[Written problem] Please copy everything in the data below from the line containing "121, 554, 147]" down to the line containing "399, 557, 404]", both of those lines included, reproducing each line word for word.

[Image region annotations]
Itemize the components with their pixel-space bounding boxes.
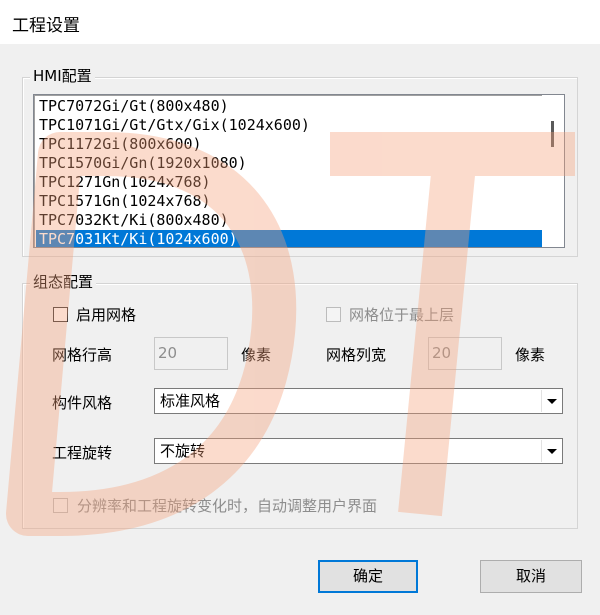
scrollbar-thumb[interactable]	[551, 121, 554, 147]
rotate-label: 工程旋转	[52, 444, 113, 462]
list-item[interactable]: TPC1071Gi/Gt/Gtx/Gix(1024x600)	[36, 116, 543, 135]
list-item[interactable]: TPC7031Kt/Ki(1024x600)	[36, 230, 543, 247]
grid-top-layer-checkbox[interactable]	[326, 307, 341, 322]
col-width-label: 网格列宽	[326, 346, 387, 364]
window-title: 工程设置	[12, 16, 80, 36]
rotate-dropdown-button[interactable]	[541, 440, 561, 462]
col-width-unit: 像素	[515, 346, 546, 364]
auto-adjust-label: 分辨率和工程旋转变化时，自动调整用户界面	[77, 497, 378, 515]
chevron-down-icon	[547, 399, 557, 404]
list-item[interactable]: TPC7032Kt/Ki(800x480)	[36, 211, 543, 230]
style-select-value: 标准风格	[160, 392, 221, 410]
list-item[interactable]: TPC7072Gi/Gt(800x480)	[36, 97, 543, 116]
style-dropdown-button[interactable]	[541, 390, 561, 412]
enable-grid-checkbox[interactable]	[53, 307, 68, 322]
style-label: 构件风格	[52, 394, 113, 412]
rotate-select-value: 不旋转	[160, 442, 206, 460]
row-height-unit: 像素	[241, 346, 272, 364]
list-item[interactable]: TPC1570Gi/Gn(1920x1080)	[36, 154, 543, 173]
cancel-button[interactable]: 取消	[480, 560, 582, 593]
config-legend: 组态配置	[30, 271, 97, 292]
chevron-down-icon	[547, 449, 557, 454]
hmi-config-legend: HMI配置	[30, 65, 95, 86]
list-item[interactable]: TPC1271Gn(1024x768)	[36, 173, 543, 192]
ok-button[interactable]: 确定	[318, 560, 418, 593]
rotate-select[interactable]: 不旋转	[154, 438, 563, 464]
listbox-scrollbar[interactable]	[542, 95, 564, 247]
hmi-model-listbox[interactable]: TPC7072Gi/Gt(800x480) TPC1071Gi/Gt/Gtx/Gi…	[33, 94, 565, 248]
list-item[interactable]: TPC1571Gn(1024x768)	[36, 192, 543, 211]
col-width-input[interactable]: 20	[428, 337, 502, 370]
grid-top-layer-label: 网格位于最上层	[349, 306, 455, 324]
enable-grid-label[interactable]: 启用网格	[76, 304, 136, 325]
list-item[interactable]: TPC1172Gi(800x600)	[36, 135, 543, 154]
row-height-label: 网格行高	[52, 346, 113, 364]
row-height-input[interactable]: 20	[154, 337, 228, 370]
auto-adjust-checkbox[interactable]	[53, 498, 68, 513]
style-select[interactable]: 标准风格	[154, 388, 563, 414]
title-bar[interactable]: 工程设置	[0, 0, 600, 44]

[Written answer]
scrollbar-thumb[interactable]	[551, 121, 554, 147]
rotate-label: 工程旋转	[52, 444, 113, 462]
list-item[interactable]: TPC1071Gi/Gt/Gtx/Gix(1024x600)	[36, 116, 543, 135]
list-item[interactable]: TPC7031Kt/Ki(1024x600)	[36, 230, 543, 247]
grid-top-layer-checkbox[interactable]	[326, 307, 341, 322]
col-width-label: 网格列宽	[326, 346, 387, 364]
window-title: 工程设置	[12, 16, 80, 36]
rotate-dropdown-button[interactable]	[541, 440, 561, 462]
col-width-unit: 像素	[515, 346, 546, 364]
auto-adjust-label: 分辨率和工程旋转变化时，自动调整用户界面	[77, 497, 378, 515]
chevron-down-icon	[547, 399, 557, 404]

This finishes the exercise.